━━━━━ Records for the task
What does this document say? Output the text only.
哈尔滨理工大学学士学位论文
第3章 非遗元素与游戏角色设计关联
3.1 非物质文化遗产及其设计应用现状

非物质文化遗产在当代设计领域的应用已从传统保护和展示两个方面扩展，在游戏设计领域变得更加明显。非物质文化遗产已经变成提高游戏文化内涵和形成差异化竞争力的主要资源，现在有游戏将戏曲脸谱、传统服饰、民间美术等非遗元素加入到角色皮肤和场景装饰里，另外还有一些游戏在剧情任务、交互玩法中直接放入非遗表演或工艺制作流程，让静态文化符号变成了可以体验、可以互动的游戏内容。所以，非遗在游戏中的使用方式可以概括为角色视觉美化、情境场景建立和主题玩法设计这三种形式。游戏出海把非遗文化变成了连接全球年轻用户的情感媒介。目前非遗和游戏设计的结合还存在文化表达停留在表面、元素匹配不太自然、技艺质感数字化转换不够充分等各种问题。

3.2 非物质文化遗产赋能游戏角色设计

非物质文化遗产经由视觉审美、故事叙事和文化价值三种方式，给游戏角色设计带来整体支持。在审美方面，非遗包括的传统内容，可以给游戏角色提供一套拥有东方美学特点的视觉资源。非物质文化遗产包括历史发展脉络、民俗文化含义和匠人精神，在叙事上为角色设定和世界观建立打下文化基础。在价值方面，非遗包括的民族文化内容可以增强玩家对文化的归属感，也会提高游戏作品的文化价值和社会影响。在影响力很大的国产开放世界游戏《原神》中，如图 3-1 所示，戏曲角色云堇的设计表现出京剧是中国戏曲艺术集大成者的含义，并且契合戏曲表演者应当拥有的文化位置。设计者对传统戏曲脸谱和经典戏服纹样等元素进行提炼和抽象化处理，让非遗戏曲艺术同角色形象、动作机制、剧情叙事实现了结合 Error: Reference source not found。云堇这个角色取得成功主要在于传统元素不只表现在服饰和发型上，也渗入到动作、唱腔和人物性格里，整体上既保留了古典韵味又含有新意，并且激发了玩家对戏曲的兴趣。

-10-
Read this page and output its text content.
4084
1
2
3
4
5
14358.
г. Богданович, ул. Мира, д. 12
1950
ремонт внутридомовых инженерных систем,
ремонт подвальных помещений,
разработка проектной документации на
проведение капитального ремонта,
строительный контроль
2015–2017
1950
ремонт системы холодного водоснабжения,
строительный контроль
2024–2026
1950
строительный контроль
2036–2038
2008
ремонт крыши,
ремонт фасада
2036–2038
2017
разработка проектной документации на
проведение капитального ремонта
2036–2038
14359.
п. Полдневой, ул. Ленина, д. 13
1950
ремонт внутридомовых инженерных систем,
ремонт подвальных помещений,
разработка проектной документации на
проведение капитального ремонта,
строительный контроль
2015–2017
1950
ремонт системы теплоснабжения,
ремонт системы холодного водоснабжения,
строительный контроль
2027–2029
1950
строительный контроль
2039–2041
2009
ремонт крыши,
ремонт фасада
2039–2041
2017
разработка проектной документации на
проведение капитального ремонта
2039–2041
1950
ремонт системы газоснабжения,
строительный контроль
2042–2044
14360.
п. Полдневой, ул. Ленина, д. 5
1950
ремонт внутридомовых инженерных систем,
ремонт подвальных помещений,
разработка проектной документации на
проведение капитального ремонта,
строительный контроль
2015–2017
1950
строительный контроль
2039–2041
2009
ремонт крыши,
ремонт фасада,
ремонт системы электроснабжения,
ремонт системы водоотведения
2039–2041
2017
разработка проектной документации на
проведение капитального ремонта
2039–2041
━━━━━━━━━━
### Aim
Copy every line that contains the string "Ленина".

### Full answer
п. Полдневой, ул. Ленина, д. 13
п. Полдневой, ул. Ленина, д. 5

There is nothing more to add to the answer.